══ SOURCE MATERIAL ══
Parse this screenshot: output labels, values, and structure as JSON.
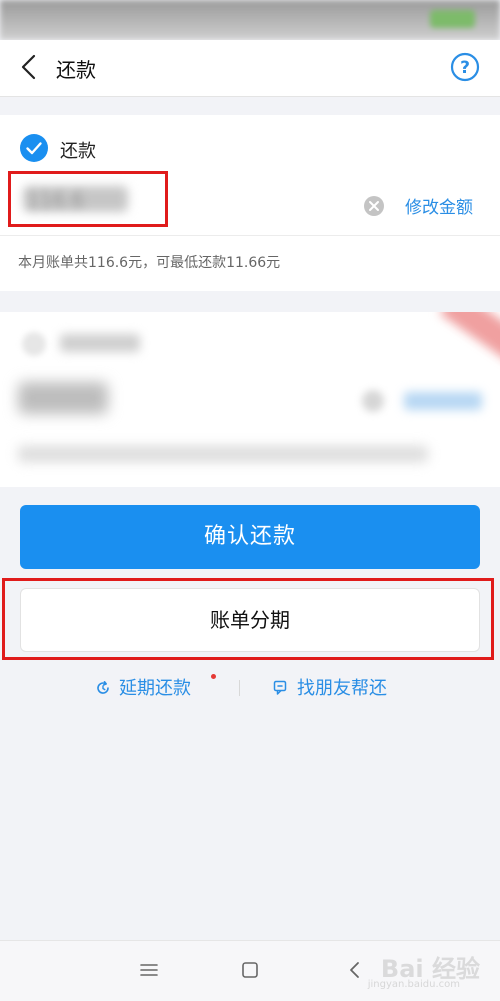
{
  "header": {
    "title": "还款",
    "back_icon": "chevron-left-icon",
    "help_icon": "help-circle-icon"
  },
  "repay_card": {
    "checkbox_label": "还款",
    "checked": true,
    "amount_value": "116.6",
    "edit_amount_label": "修改金额",
    "bill_info": "本月账单共116.6元，可最低还款11.66元"
  },
  "actions": {
    "confirm_label": "确认还款",
    "installment_label": "账单分期"
  },
  "links": {
    "extend_label": "延期还款",
    "friend_label": "找朋友帮还"
  },
  "watermark": {
    "text": "Bai 经验",
    "sub": "jingyan.baidu.com"
  },
  "colors": {
    "accent": "#1a8ff0",
    "highlight": "#e01b1b"
  }
}
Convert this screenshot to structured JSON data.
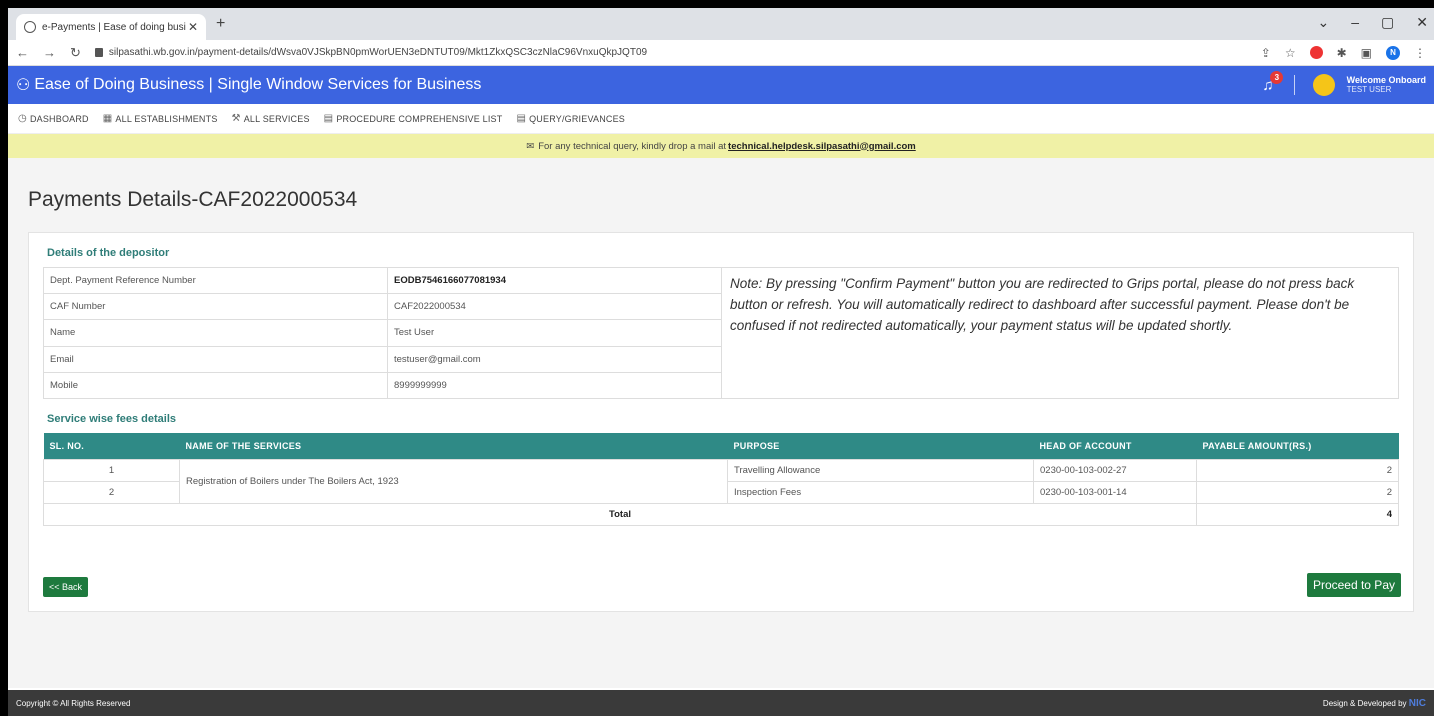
{
  "browser": {
    "tab_title": "e-Payments | Ease of doing busi",
    "url": "silpasathi.wb.gov.in/payment-details/dWsva0VJSkpBN0pmWorUEN3eDNTUT09/Mkt1ZkxQSC3czNlaC96VnxuQkpJQT09",
    "profile_initial": "N"
  },
  "header": {
    "brand": "Ease of Doing Business | Single Window Services for Business",
    "notif_count": "3",
    "welcome": "Welcome Onboard",
    "user": "TEST USER"
  },
  "menu": [
    "DASHBOARD",
    "ALL ESTABLISHMENTS",
    "ALL SERVICES",
    "PROCEDURE COMPREHENSIVE LIST",
    "QUERY/GRIEVANCES"
  ],
  "notice": {
    "text": "For any technical query, kindly drop a mail at",
    "email": "technical.helpdesk.silpasathi@gmail.com"
  },
  "page_title": "Payments Details-CAF2022000534",
  "depositor": {
    "heading": "Details of the depositor",
    "rows": [
      {
        "label": "Dept. Payment Reference Number",
        "value": "EODB7546166077081934"
      },
      {
        "label": "CAF Number",
        "value": "CAF2022000534"
      },
      {
        "label": "Name",
        "value": "Test User"
      },
      {
        "label": "Email",
        "value": "testuser@gmail.com"
      },
      {
        "label": "Mobile",
        "value": "8999999999"
      }
    ],
    "note": "Note: By pressing \"Confirm Payment\" button you are redirected to Grips portal, please do not press back button or refresh. You will automatically redirect to dashboard after successful payment. Please don't be confused if not redirected automatically, your payment status will be updated shortly."
  },
  "fees": {
    "heading": "Service wise fees details",
    "columns": [
      "SL. NO.",
      "NAME OF THE SERVICES",
      "PURPOSE",
      "HEAD OF ACCOUNT",
      "PAYABLE AMOUNT(RS.)"
    ],
    "service_name": "Registration of Boilers under The Boilers Act, 1923",
    "rows": [
      {
        "sl": "1",
        "purpose": "Travelling Allowance",
        "head": "0230-00-103-002-27",
        "amount": "2"
      },
      {
        "sl": "2",
        "purpose": "Inspection Fees",
        "head": "0230-00-103-001-14",
        "amount": "2"
      }
    ],
    "total_label": "Total",
    "total": "4"
  },
  "buttons": {
    "back": "<< Back",
    "pay": "Proceed to Pay"
  },
  "footer": {
    "left": "Copyright © All Rights Reserved",
    "right": "Design & Developed by",
    "logo": "NIC"
  }
}
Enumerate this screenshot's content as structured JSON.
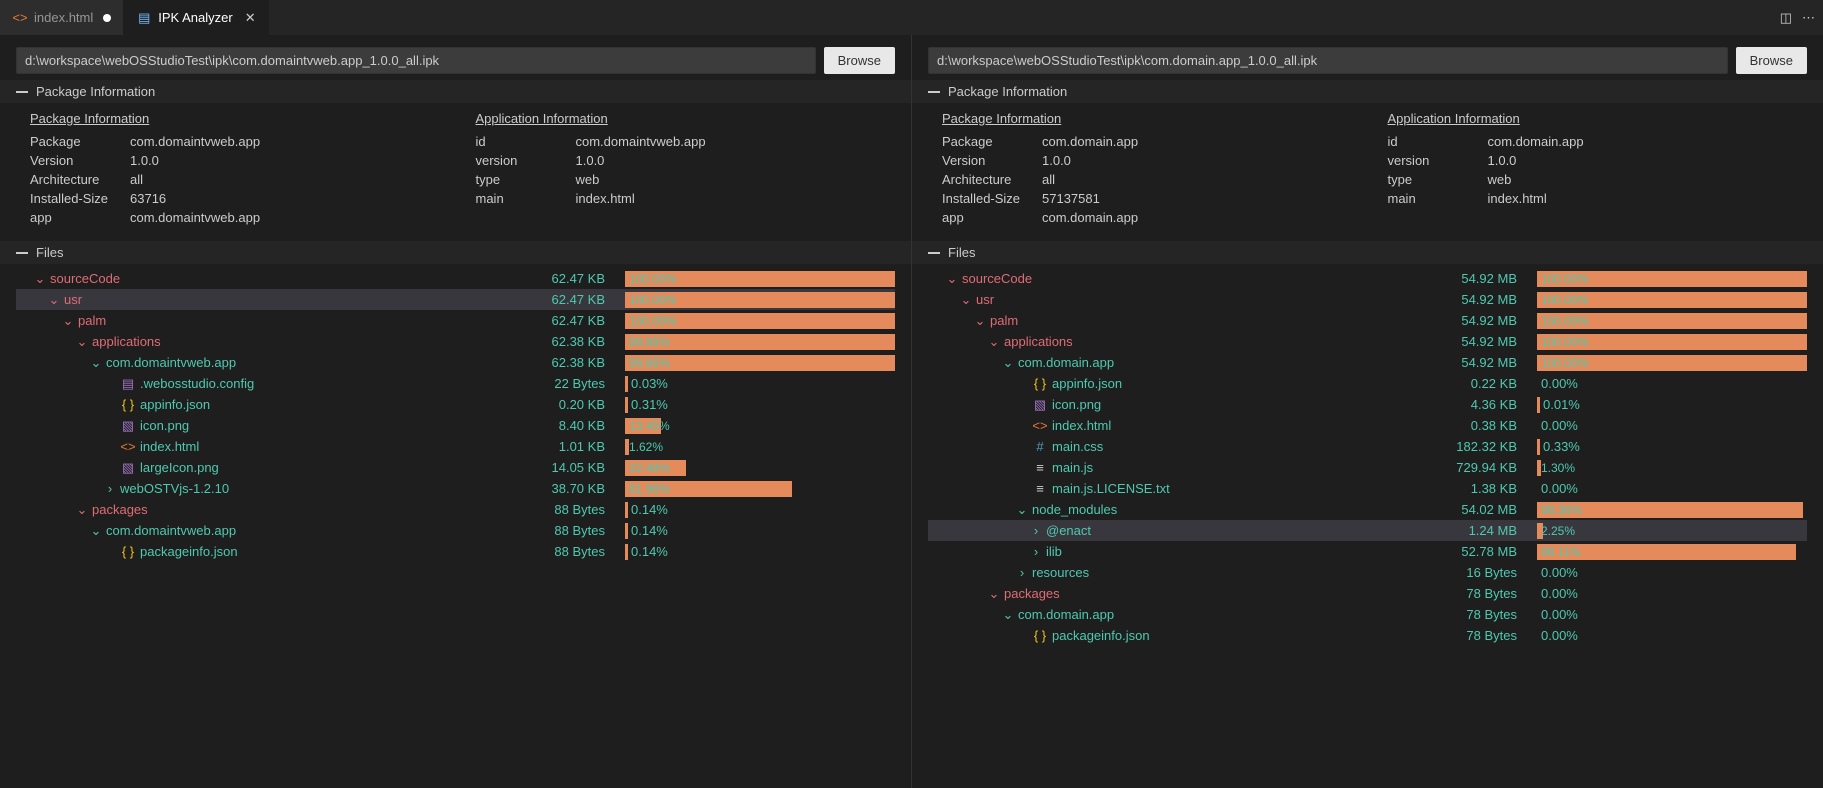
{
  "tabs": [
    {
      "label": "index.html",
      "icon": "html-icon",
      "dirty": true,
      "active": false
    },
    {
      "label": "IPK Analyzer",
      "icon": "preview-icon",
      "dirty": false,
      "active": true
    }
  ],
  "panes": [
    {
      "path": "d:\\workspace\\webOSStudioTest\\ipk\\com.domaintvweb.app_1.0.0_all.ipk",
      "browse": "Browse",
      "section_pkg": "Package Information",
      "section_files": "Files",
      "pkg_head": "Package Information",
      "app_head": "Application Information",
      "pkg": [
        [
          "Package",
          "com.domaintvweb.app"
        ],
        [
          "Version",
          "1.0.0"
        ],
        [
          "Architecture",
          "all"
        ],
        [
          "Installed-Size",
          "63716"
        ],
        [
          "app",
          "com.domaintvweb.app"
        ]
      ],
      "app": [
        [
          "id",
          "com.domaintvweb.app"
        ],
        [
          "version",
          "1.0.0"
        ],
        [
          "type",
          "web"
        ],
        [
          "main",
          "index.html"
        ]
      ],
      "files": [
        {
          "d": 0,
          "t": "dir-open",
          "n": "sourceCode",
          "s": "62.47 KB",
          "p": 100,
          "c": "red",
          "hl": false
        },
        {
          "d": 1,
          "t": "dir-open",
          "n": "usr",
          "s": "62.47 KB",
          "p": 100,
          "c": "red",
          "hl": true
        },
        {
          "d": 2,
          "t": "dir-open",
          "n": "palm",
          "s": "62.47 KB",
          "p": 100,
          "c": "red"
        },
        {
          "d": 3,
          "t": "dir-open",
          "n": "applications",
          "s": "62.38 KB",
          "p": 99.86,
          "c": "red"
        },
        {
          "d": 4,
          "t": "dir-open",
          "n": "com.domaintvweb.app",
          "s": "62.38 KB",
          "p": 99.86,
          "c": "green"
        },
        {
          "d": 5,
          "t": "file",
          "i": "cfg",
          "n": ".webosstudio.config",
          "s": "22 Bytes",
          "p": 0.03,
          "c": "green"
        },
        {
          "d": 5,
          "t": "file",
          "i": "json",
          "n": "appinfo.json",
          "s": "0.20 KB",
          "p": 0.31,
          "c": "green"
        },
        {
          "d": 5,
          "t": "file",
          "i": "img",
          "n": "icon.png",
          "s": "8.40 KB",
          "p": 13.45,
          "c": "green"
        },
        {
          "d": 5,
          "t": "file",
          "i": "html",
          "n": "index.html",
          "s": "1.01 KB",
          "p": 1.62,
          "c": "green"
        },
        {
          "d": 5,
          "t": "file",
          "i": "img",
          "n": "largeIcon.png",
          "s": "14.05 KB",
          "p": 22.48,
          "c": "green"
        },
        {
          "d": 5,
          "t": "dir",
          "n": "webOSTVjs-1.2.10",
          "s": "38.70 KB",
          "p": 61.96,
          "c": "green"
        },
        {
          "d": 3,
          "t": "dir-open",
          "n": "packages",
          "s": "88 Bytes",
          "p": 0.14,
          "c": "red"
        },
        {
          "d": 4,
          "t": "dir-open",
          "n": "com.domaintvweb.app",
          "s": "88 Bytes",
          "p": 0.14,
          "c": "green"
        },
        {
          "d": 5,
          "t": "file",
          "i": "json",
          "n": "packageinfo.json",
          "s": "88 Bytes",
          "p": 0.14,
          "c": "green"
        }
      ]
    },
    {
      "path": "d:\\workspace\\webOSStudioTest\\ipk\\com.domain.app_1.0.0_all.ipk",
      "browse": "Browse",
      "section_pkg": "Package Information",
      "section_files": "Files",
      "pkg_head": "Package Information",
      "app_head": "Application Information",
      "pkg": [
        [
          "Package",
          "com.domain.app"
        ],
        [
          "Version",
          "1.0.0"
        ],
        [
          "Architecture",
          "all"
        ],
        [
          "Installed-Size",
          "57137581"
        ],
        [
          "app",
          "com.domain.app"
        ]
      ],
      "app": [
        [
          "id",
          "com.domain.app"
        ],
        [
          "version",
          "1.0.0"
        ],
        [
          "type",
          "web"
        ],
        [
          "main",
          "index.html"
        ]
      ],
      "files": [
        {
          "d": 0,
          "t": "dir-open",
          "n": "sourceCode",
          "s": "54.92 MB",
          "p": 100,
          "c": "red"
        },
        {
          "d": 1,
          "t": "dir-open",
          "n": "usr",
          "s": "54.92 MB",
          "p": 100,
          "c": "red"
        },
        {
          "d": 2,
          "t": "dir-open",
          "n": "palm",
          "s": "54.92 MB",
          "p": 100,
          "c": "red"
        },
        {
          "d": 3,
          "t": "dir-open",
          "n": "applications",
          "s": "54.92 MB",
          "p": 100,
          "c": "red"
        },
        {
          "d": 4,
          "t": "dir-open",
          "n": "com.domain.app",
          "s": "54.92 MB",
          "p": 100,
          "c": "green"
        },
        {
          "d": 5,
          "t": "file",
          "i": "json",
          "n": "appinfo.json",
          "s": "0.22 KB",
          "p": 0,
          "c": "green"
        },
        {
          "d": 5,
          "t": "file",
          "i": "img",
          "n": "icon.png",
          "s": "4.36 KB",
          "p": 0.01,
          "c": "green"
        },
        {
          "d": 5,
          "t": "file",
          "i": "html",
          "n": "index.html",
          "s": "0.38 KB",
          "p": 0,
          "c": "green"
        },
        {
          "d": 5,
          "t": "file",
          "i": "css",
          "n": "main.css",
          "s": "182.32 KB",
          "p": 0.33,
          "c": "green"
        },
        {
          "d": 5,
          "t": "file",
          "i": "txt",
          "n": "main.js",
          "s": "729.94 KB",
          "p": 1.3,
          "c": "green"
        },
        {
          "d": 5,
          "t": "file",
          "i": "txt",
          "n": "main.js.LICENSE.txt",
          "s": "1.38 KB",
          "p": 0,
          "c": "green"
        },
        {
          "d": 5,
          "t": "dir-open",
          "n": "node_modules",
          "s": "54.02 MB",
          "p": 98.36,
          "c": "green"
        },
        {
          "d": 6,
          "t": "dir",
          "n": "@enact",
          "s": "1.24 MB",
          "p": 2.25,
          "c": "green",
          "hl": true
        },
        {
          "d": 6,
          "t": "dir",
          "n": "ilib",
          "s": "52.78 MB",
          "p": 96.11,
          "c": "green"
        },
        {
          "d": 5,
          "t": "dir",
          "n": "resources",
          "s": "16 Bytes",
          "p": 0,
          "c": "green"
        },
        {
          "d": 3,
          "t": "dir-open",
          "n": "packages",
          "s": "78 Bytes",
          "p": 0,
          "c": "red"
        },
        {
          "d": 4,
          "t": "dir-open",
          "n": "com.domain.app",
          "s": "78 Bytes",
          "p": 0,
          "c": "green"
        },
        {
          "d": 5,
          "t": "file",
          "i": "json",
          "n": "packageinfo.json",
          "s": "78 Bytes",
          "p": 0,
          "c": "green"
        }
      ]
    }
  ]
}
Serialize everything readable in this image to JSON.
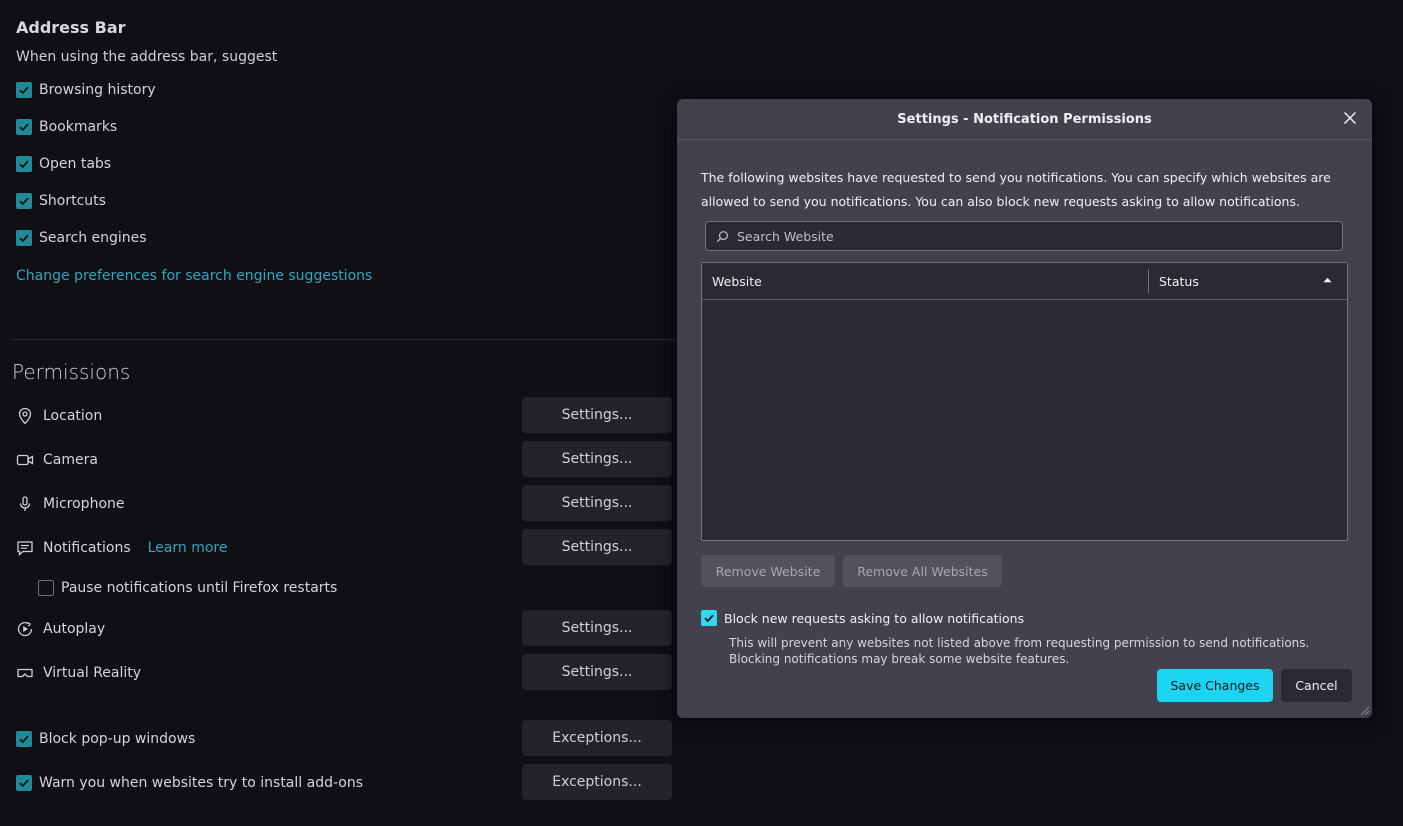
{
  "address_bar": {
    "heading": "Address Bar",
    "subtext": "When using the address bar, suggest",
    "options": [
      {
        "label": "Browsing history",
        "checked": true
      },
      {
        "label": "Bookmarks",
        "checked": true
      },
      {
        "label": "Open tabs",
        "checked": true
      },
      {
        "label": "Shortcuts",
        "checked": true
      },
      {
        "label": "Search engines",
        "checked": true
      }
    ],
    "change_link": "Change preferences for search engine suggestions"
  },
  "permissions": {
    "title": "Permissions",
    "items": [
      {
        "label": "Location",
        "icon": "location-pin-icon",
        "button": "Settings..."
      },
      {
        "label": "Camera",
        "icon": "camera-icon",
        "button": "Settings..."
      },
      {
        "label": "Microphone",
        "icon": "microphone-icon",
        "button": "Settings..."
      },
      {
        "label": "Notifications",
        "icon": "notification-icon",
        "button": "Settings...",
        "link": "Learn more"
      },
      {
        "label": "Autoplay",
        "icon": "autoplay-icon",
        "button": "Settings..."
      },
      {
        "label": "Virtual Reality",
        "icon": "vr-headset-icon",
        "button": "Settings..."
      }
    ],
    "pause_notifications": {
      "label": "Pause notifications until Firefox restarts",
      "checked": false
    },
    "block_popups": {
      "label": "Block pop-up windows",
      "checked": true,
      "button": "Exceptions..."
    },
    "warn_addons": {
      "label": "Warn you when websites try to install add-ons",
      "checked": true,
      "button": "Exceptions..."
    }
  },
  "dialog": {
    "title": "Settings - Notification Permissions",
    "description": "The following websites have requested to send you notifications. You can specify which websites are allowed to send you notifications. You can also block new requests asking to allow notifications.",
    "search_placeholder": "Search Website",
    "columns": {
      "website": "Website",
      "status": "Status"
    },
    "rows": [],
    "remove_website": "Remove Website",
    "remove_all": "Remove All Websites",
    "block_label": "Block new requests asking to allow notifications",
    "block_checked": true,
    "block_note": "This will prevent any websites not listed above from requesting permission to send notifications. Blocking notifications may break some website features.",
    "save": "Save Changes",
    "cancel": "Cancel"
  },
  "colors": {
    "accent": "#1cd4f2",
    "checkbox": "#1f8a9a",
    "link": "#2ea8c0",
    "dialog_bg": "#42414d",
    "page_bg": "#0f0f14"
  }
}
═══
» WHAT THE TASK REQUIRES:
Each line above that holds the string "webOSStudioTest" should be copied and shown.

» WRITTEN SOLUTION:
      "path": "d:\\workspace\\webOSStudioTest\\ipk\\com.domaintvweb.app_1.0.0_all.ipk",
      "path": "d:\\workspace\\webOSStudioTest\\ipk\\com.domain.app_1.0.0_all.ipk",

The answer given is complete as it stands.